#### [SHORT EXERCISE]
All the data should be repeated exactly. Any image in it is left out.

#### [DATASET RECORDS]
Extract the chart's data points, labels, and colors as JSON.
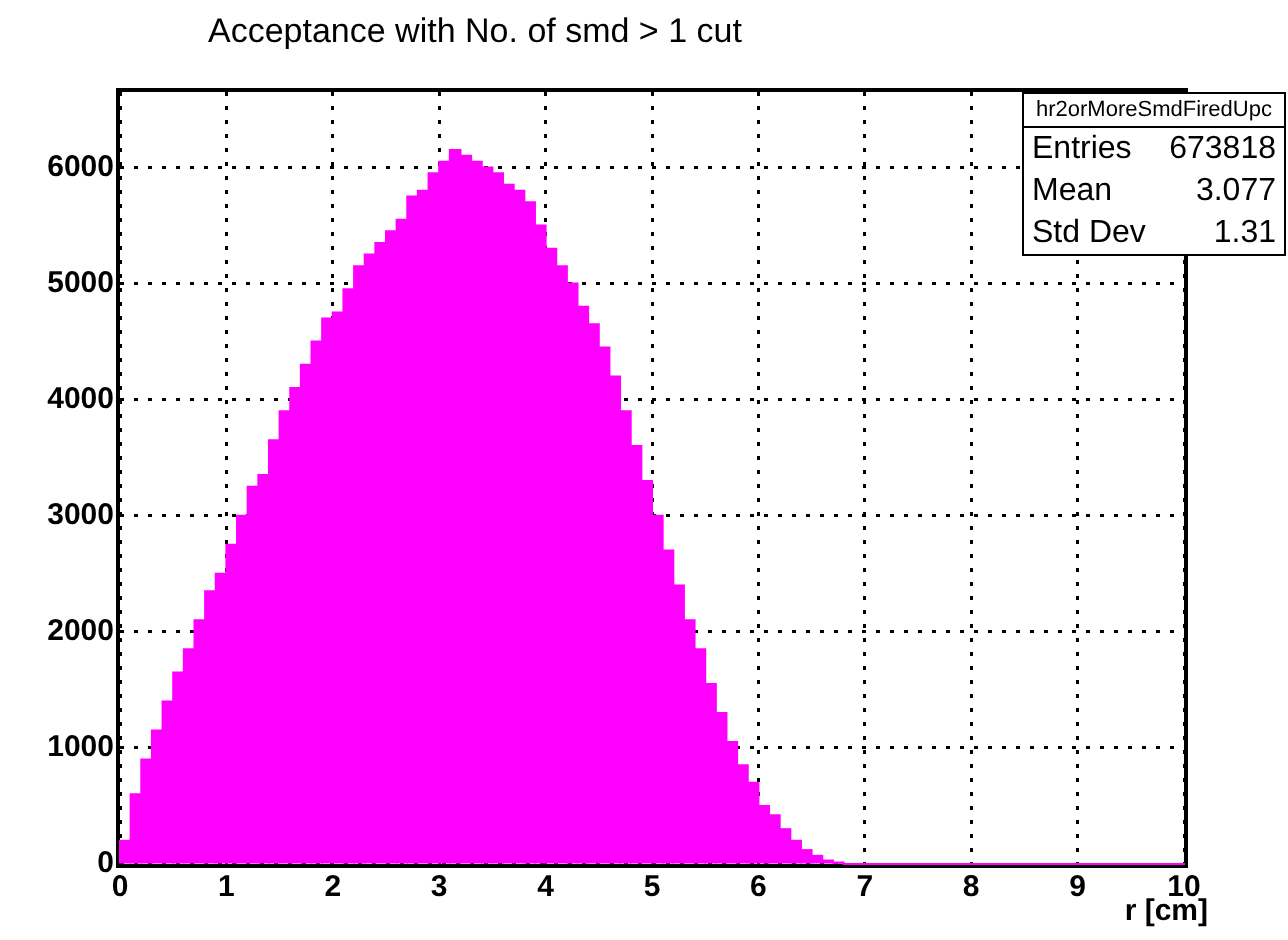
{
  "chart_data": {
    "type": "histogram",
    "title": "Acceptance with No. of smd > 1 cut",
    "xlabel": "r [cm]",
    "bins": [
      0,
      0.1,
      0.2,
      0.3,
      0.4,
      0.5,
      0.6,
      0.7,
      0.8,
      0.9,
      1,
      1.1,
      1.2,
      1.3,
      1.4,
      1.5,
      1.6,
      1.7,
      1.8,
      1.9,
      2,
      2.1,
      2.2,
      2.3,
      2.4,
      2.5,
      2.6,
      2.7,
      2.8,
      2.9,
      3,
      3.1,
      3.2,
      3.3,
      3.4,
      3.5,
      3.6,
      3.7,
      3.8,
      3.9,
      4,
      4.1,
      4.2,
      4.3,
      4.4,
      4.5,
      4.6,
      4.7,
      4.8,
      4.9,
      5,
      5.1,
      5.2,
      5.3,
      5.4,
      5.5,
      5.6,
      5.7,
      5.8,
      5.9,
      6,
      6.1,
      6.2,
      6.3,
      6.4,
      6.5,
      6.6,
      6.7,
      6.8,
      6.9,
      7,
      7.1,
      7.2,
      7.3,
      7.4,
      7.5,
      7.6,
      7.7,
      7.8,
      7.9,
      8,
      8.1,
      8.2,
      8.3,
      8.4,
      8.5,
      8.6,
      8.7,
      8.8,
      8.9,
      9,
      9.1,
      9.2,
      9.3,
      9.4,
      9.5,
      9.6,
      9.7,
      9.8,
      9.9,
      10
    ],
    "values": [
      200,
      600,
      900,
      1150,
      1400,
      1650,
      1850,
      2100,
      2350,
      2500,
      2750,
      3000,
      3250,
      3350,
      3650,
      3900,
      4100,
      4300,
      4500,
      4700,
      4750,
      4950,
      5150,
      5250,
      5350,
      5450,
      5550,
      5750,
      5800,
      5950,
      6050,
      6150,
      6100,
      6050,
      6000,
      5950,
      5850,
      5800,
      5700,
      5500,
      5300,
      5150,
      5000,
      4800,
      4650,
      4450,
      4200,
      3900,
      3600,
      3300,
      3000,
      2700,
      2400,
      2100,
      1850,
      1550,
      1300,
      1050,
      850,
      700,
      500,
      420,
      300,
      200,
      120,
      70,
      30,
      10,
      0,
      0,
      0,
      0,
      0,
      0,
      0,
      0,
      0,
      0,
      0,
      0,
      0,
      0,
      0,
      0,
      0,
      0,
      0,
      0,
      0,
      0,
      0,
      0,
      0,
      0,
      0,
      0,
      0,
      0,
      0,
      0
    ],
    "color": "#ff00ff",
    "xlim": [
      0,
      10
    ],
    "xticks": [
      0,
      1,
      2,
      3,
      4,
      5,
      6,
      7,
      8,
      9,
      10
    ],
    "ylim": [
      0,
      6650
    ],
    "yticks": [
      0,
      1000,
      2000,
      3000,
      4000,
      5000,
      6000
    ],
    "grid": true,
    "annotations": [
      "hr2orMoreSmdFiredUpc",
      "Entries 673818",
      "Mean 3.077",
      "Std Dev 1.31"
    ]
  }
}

#### [CORRECT RESULT]
Extract the chart's data points, labels, and colors as JSON.
{
  "chart_data": {
    "type": "histogram",
    "title": "Acceptance with No. of smd > 1 cut",
    "xlabel": "r [cm]",
    "bins": [
      0,
      0.1,
      0.2,
      0.3,
      0.4,
      0.5,
      0.6,
      0.7,
      0.8,
      0.9,
      1,
      1.1,
      1.2,
      1.3,
      1.4,
      1.5,
      1.6,
      1.7,
      1.8,
      1.9,
      2,
      2.1,
      2.2,
      2.3,
      2.4,
      2.5,
      2.6,
      2.7,
      2.8,
      2.9,
      3,
      3.1,
      3.2,
      3.3,
      3.4,
      3.5,
      3.6,
      3.7,
      3.8,
      3.9,
      4,
      4.1,
      4.2,
      4.3,
      4.4,
      4.5,
      4.6,
      4.7,
      4.8,
      4.9,
      5,
      5.1,
      5.2,
      5.3,
      5.4,
      5.5,
      5.6,
      5.7,
      5.8,
      5.9,
      6,
      6.1,
      6.2,
      6.3,
      6.4,
      6.5,
      6.6,
      6.7,
      6.8,
      6.9,
      7,
      7.1,
      7.2,
      7.3,
      7.4,
      7.5,
      7.6,
      7.7,
      7.8,
      7.9,
      8,
      8.1,
      8.2,
      8.3,
      8.4,
      8.5,
      8.6,
      8.7,
      8.8,
      8.9,
      9,
      9.1,
      9.2,
      9.3,
      9.4,
      9.5,
      9.6,
      9.7,
      9.8,
      9.9,
      10
    ],
    "values": [
      200,
      600,
      900,
      1150,
      1400,
      1650,
      1850,
      2100,
      2350,
      2500,
      2750,
      3000,
      3250,
      3350,
      3650,
      3900,
      4100,
      4300,
      4500,
      4700,
      4750,
      4950,
      5150,
      5250,
      5350,
      5450,
      5550,
      5750,
      5800,
      5950,
      6050,
      6150,
      6100,
      6050,
      6000,
      5950,
      5850,
      5800,
      5700,
      5500,
      5300,
      5150,
      5000,
      4800,
      4650,
      4450,
      4200,
      3900,
      3600,
      3300,
      3000,
      2700,
      2400,
      2100,
      1850,
      1550,
      1300,
      1050,
      850,
      700,
      500,
      420,
      300,
      200,
      120,
      70,
      30,
      10,
      0,
      0,
      0,
      0,
      0,
      0,
      0,
      0,
      0,
      0,
      0,
      0,
      0,
      0,
      0,
      0,
      0,
      0,
      0,
      0,
      0,
      0,
      0,
      0,
      0,
      0,
      0,
      0,
      0,
      0,
      0,
      0
    ],
    "color": "#ff00ff",
    "xlim": [
      0,
      10
    ],
    "xticks": [
      0,
      1,
      2,
      3,
      4,
      5,
      6,
      7,
      8,
      9,
      10
    ],
    "ylim": [
      0,
      6650
    ],
    "yticks": [
      0,
      1000,
      2000,
      3000,
      4000,
      5000,
      6000
    ],
    "grid": true,
    "annotations": [
      "hr2orMoreSmdFiredUpc",
      "Entries 673818",
      "Mean 3.077",
      "Std Dev 1.31"
    ]
  }
}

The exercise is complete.